Given passage -
====================
Payers may insist upon the right to audit providers’ books and records in a number of contexts and for various reasons. Also, keep in mind that payers frequently retain contracted auditors who are paid on a contingency basis and thus have a strong economic incentive to find errors. To prevent them from doing so, make sure you do the following:
- Address requests for medical records. Payers’ requests for medical records to support a pending claim are routine and difficult to protest. Remember however, that both the provider and the payer are covered entities under the Health Insurance Portability and Accountability Act of 1996 (HIPAA) and, as such, are bound by the HIPAA rule that any disclosure of protected health information be limited to the minimum necessary to accomplish the purposes of a proper request.
- Spell out specifics in your contract. Your contract should specify to some degree precise situations in which they reasonably anticipate requiring record and data access. For example, if your compensation schedule is case-based and provides for outliers, or if you are allowed additional reimbursement based on stop-loss provisions, expect the payer to request to audit your invoices.
====================
Data excerpts -
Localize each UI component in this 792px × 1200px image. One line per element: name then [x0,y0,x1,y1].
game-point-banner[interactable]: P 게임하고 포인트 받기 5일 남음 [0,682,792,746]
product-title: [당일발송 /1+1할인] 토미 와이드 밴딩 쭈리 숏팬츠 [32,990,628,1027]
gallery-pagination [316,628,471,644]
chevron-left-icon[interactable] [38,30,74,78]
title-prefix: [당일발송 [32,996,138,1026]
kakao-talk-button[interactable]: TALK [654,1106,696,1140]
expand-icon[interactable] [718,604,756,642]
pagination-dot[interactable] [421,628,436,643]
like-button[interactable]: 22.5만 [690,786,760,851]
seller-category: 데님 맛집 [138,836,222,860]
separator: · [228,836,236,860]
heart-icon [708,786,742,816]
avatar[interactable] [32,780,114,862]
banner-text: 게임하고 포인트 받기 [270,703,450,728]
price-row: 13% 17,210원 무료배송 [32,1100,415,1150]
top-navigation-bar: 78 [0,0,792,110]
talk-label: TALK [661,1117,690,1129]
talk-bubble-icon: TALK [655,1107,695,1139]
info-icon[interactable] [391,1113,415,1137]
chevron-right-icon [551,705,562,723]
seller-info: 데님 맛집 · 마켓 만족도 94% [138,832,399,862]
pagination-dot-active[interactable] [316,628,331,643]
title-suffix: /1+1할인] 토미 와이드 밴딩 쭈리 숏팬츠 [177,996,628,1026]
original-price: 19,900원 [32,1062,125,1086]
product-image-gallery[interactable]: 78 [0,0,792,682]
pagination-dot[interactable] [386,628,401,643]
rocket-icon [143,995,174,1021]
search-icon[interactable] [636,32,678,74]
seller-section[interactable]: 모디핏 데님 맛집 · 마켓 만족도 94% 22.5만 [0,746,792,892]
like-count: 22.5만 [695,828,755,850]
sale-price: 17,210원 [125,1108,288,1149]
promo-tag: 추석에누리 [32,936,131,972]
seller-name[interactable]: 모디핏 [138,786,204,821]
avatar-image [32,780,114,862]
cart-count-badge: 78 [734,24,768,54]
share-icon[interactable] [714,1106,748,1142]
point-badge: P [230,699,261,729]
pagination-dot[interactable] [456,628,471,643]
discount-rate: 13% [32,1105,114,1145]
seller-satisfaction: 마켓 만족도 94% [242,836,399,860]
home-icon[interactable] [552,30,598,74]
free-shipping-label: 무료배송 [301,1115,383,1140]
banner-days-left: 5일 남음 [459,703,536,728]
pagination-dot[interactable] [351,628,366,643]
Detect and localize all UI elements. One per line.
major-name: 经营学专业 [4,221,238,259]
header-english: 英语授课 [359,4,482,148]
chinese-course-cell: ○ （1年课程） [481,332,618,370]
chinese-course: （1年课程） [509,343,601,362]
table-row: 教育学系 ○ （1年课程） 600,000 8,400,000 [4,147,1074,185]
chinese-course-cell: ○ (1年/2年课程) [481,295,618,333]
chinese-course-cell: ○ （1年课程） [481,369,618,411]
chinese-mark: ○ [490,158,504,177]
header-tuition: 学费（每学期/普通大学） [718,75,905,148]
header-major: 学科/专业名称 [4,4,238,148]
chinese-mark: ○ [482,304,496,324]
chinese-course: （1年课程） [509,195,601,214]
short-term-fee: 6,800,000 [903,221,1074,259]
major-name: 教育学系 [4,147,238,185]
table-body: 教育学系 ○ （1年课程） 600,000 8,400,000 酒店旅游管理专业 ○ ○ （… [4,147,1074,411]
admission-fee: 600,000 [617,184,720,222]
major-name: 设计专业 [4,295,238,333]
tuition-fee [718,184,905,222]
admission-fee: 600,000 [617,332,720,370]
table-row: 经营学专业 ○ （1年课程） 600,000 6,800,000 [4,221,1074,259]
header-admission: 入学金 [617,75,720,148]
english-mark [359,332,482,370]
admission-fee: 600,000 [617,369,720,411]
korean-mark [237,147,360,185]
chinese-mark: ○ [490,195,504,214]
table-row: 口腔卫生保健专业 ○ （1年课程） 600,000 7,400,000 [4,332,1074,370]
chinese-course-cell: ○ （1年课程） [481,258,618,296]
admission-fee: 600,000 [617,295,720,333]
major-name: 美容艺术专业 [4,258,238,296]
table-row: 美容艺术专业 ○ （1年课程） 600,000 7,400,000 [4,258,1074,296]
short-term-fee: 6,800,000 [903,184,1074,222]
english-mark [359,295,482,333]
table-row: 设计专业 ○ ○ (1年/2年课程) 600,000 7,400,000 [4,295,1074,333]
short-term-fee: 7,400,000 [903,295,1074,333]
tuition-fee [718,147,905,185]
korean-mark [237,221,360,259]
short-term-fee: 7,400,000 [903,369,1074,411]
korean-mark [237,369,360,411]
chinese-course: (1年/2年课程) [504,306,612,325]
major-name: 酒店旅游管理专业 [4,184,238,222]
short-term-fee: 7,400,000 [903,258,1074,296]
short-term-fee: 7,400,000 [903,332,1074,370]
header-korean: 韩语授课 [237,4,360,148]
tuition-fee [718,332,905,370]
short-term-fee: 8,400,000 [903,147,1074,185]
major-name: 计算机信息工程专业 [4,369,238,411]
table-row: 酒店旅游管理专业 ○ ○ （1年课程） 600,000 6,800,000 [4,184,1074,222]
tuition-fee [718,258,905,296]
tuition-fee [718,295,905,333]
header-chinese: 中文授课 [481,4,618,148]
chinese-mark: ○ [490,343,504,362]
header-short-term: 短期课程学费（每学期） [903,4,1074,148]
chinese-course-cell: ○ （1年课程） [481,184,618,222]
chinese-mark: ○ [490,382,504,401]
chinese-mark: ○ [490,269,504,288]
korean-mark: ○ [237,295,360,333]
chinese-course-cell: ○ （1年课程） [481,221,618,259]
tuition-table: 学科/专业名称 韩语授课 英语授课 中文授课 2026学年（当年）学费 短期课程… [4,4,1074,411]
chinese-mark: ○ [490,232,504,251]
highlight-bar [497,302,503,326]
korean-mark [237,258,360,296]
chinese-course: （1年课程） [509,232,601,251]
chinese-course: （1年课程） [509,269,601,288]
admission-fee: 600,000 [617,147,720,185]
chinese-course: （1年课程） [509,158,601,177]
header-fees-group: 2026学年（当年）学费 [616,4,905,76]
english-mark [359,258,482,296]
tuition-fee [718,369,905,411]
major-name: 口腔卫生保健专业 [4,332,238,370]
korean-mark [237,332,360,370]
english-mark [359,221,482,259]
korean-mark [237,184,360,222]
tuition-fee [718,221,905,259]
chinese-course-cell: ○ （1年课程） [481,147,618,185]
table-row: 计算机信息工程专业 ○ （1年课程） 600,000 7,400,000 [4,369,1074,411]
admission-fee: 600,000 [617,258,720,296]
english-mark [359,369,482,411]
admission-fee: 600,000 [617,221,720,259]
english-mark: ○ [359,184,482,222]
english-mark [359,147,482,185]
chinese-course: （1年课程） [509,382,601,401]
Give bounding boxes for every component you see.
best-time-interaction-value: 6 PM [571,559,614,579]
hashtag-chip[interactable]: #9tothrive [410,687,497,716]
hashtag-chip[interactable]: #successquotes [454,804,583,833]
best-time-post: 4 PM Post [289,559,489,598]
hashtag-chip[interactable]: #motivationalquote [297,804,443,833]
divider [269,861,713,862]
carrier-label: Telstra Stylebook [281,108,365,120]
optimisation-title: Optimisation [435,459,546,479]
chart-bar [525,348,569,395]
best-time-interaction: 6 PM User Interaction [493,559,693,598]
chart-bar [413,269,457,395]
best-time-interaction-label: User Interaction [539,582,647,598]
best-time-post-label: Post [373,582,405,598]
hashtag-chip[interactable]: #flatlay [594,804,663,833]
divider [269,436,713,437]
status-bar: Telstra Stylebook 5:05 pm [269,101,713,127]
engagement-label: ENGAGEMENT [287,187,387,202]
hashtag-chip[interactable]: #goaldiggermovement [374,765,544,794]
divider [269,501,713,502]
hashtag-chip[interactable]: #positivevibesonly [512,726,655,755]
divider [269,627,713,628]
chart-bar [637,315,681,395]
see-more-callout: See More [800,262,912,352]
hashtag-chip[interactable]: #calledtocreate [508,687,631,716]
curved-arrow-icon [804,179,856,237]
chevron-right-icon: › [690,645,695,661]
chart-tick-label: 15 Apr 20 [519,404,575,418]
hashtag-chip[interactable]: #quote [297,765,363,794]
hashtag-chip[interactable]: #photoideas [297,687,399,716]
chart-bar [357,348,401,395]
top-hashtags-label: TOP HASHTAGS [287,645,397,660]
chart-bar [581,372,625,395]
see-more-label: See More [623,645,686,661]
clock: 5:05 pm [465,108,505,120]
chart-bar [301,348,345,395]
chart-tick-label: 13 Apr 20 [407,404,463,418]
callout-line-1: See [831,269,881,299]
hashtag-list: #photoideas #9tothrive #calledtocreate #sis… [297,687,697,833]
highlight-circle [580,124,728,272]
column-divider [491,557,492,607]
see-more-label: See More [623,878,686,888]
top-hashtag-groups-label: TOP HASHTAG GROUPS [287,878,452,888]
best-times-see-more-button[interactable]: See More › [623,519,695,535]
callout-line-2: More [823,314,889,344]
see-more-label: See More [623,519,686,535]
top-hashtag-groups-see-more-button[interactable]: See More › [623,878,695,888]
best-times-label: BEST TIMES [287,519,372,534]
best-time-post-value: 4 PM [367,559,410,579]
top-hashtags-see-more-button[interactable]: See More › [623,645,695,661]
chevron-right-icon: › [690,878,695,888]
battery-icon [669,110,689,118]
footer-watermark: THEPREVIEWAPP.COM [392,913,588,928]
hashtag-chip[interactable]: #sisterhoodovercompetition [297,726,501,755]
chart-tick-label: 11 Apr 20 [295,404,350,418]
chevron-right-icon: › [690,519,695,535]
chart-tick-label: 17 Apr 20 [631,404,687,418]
====================
Exercise 1 -
Condense the paragraph of the payer audit passage that begins "Address requests for medical records" into a short bulleted list that keeps its main facts.
Exercise 2 -
According to the passage on payer audits, why do contingency-paid contracted auditors have a strong incentive to find errors?
Exercise 3 -
Carry on the text about payer audits of providers' books and records from its last sentence.

Written answer 1 -
- Payers routinely request medical records to support a pending claim, and such requests are hard to protest.
- Both provider and payer are covered entities under the Health Insurance Portability and Accountability Act of 1996 (HIPAA).
- Under HIPAA, any disclosure of protected health information must be limited to the minimum necessary to accomplish the purposes of a proper request.

Written answer 2 -
They are paid on a contingency basis, which gives them a strong economic incentive to find errors.

Written answer 3 -
- Address the auditor’s obligations to the provider. Pay careful attention to the auditor's obligation—or lack thereof—to report discrepancies in favor of the provider as well as the payer. Even though the payer selects the files it wishes to audit, there is no reason why the auditor, while engaging in an item-by-item review, cannot just as easily discern errors in favor of the provider. (This is especially important when the auditor is being paid based on a contingency of errors reported in favor of the payer.)